**OBJECTIVE:**
Provide nothing but the number of lines containing the string "czynników".

**DATA FOR THIS EXERCISE:**
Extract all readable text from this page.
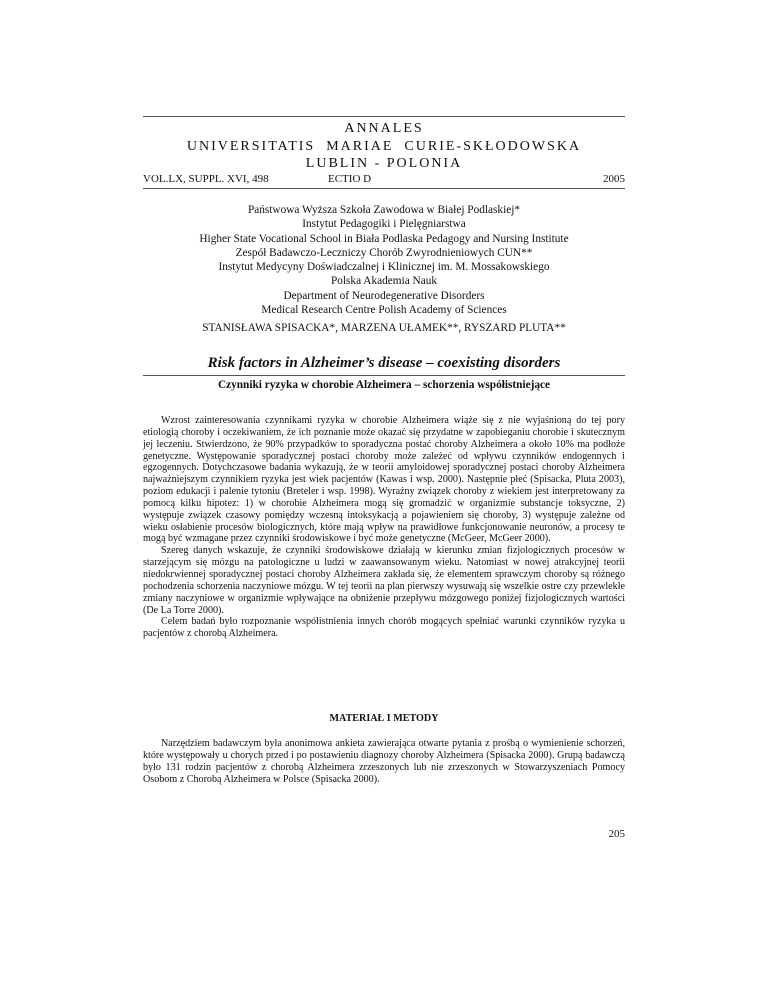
ANNALES
UNIVERSITATIS  MARIAE  CURIE-SKŁODOWSKA
LUBLIN - POLONIA
VOL.LX, SUPPL. XVI, 498	ECTIO D	2005
Państwowa Wyższa Szkoła Zawodowa w Białej Podlaskiej*
Instytut Pedagogiki i Pielęgniarstwa
Higher State Vocational School in Biała Podlaska Pedagogy and Nursing Institute
Zespół Badawczo-Leczniczy Chorób Zwyrodnieniowych CUN**
Instytut Medycyny Doświadczalnej i Klinicznej im. M. Mossakowskiego
Polska Akademia Nauk
Department of Neurodegenerative Disorders
Medical Research Centre Polish Academy of Sciences
STANISŁAWA SPISACKA*, MARZENA UŁAMEK**, RYSZARD PLUTA**
Risk factors in Alzheimer’s disease – coexisting disorders
Czynniki ryzyka w chorobie Alzheimera – schorzenia współistniejące

Wzrost zainteresowania czynnikami ryzyka w chorobie Alzheimera wiąże się z nie wyjaśnioną do tej pory etiologią choroby i oczekiwaniem, że ich poznanie może okazać się przydatne w zapobieganiu chorobie i skutecznym jej leczeniu. Stwierdzono, że 90% przypadków to sporadyczna postać choroby Alzheimera a około 10% ma podłoże genetyczne. Występowanie sporadycznej postaci choroby może zależeć od wpływu czynników endogennych i egzogennych. Dotychczasowe badania wykazują, że w teorii amyloidowej sporadycznej postaci choroby Alzheimera najważniejszym czynnikiem ryzyka jest wiek pacjentów (Kawas i wsp. 2000). Następnie płeć (Spisacka, Pluta 2003), poziom edukacji i palenie tytoniu (Breteler i wsp. 1998). Wyraźny związek choroby z wiekiem jest interpretowany za pomocą kilku hipotez: 1) w chorobie Alzheimera mogą się gromadzić w organizmie substancje toksyczne, 2) występuje związek czasowy pomiędzy wczesną intoksykacją a pojawieniem się choroby, 3) występuje zależne od wieku osłabienie procesów biologicznych, które mają wpływ na prawidłowe funkcjonowanie neuronów, a procesy te mogą być wzmagane przez czynniki środowiskowe i być może genetyczne (McGeer, McGeer 2000).

Szereg danych wskazuje, że czynniki środowiskowe działają w kierunku zmian fizjologicznych procesów w starzejącym się mózgu na patologiczne u ludzi w zaawansowanym wieku. Natomiast w nowej atrakcyjnej teorii niedokrwiennej sporadycznej postaci choroby Alzheimera zakłada się, że elementem sprawczym choroby są różnego pochodzenia schorzenia naczyniowe mózgu. W tej teorii na plan pierwszy wysuwają się wszelkie ostre czy przewlekłe zmiany naczyniowe w organizmie wpływające na obniżenie przepływu mózgowego poniżej fizjologicznych wartości (De La Torre 2000).

Celem badań było rozpoznanie współistnienia innych chorób mogących spełniać warunki czynników ryzyka u pacjentów z chorobą Alzheimera.

MATERIAŁ I METODY

Narzędziem badawczym była anonimowa ankieta zawierająca otwarte pytania z prośbą o wymienienie schorzeń, które występowały u chorych przed i po postawieniu diagnozy choroby Alzheimera (Spisacka 2000). Grupą badawczą było 131 rodzin pacjentów z chorobą Alzheimera zrzeszonych lub nie zrzeszonych w Stowarzyszeniach Pomocy Osobom z Chorobą Alzheimera w Polsce (Spisacka 2000).

205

**SOLUTION:**
2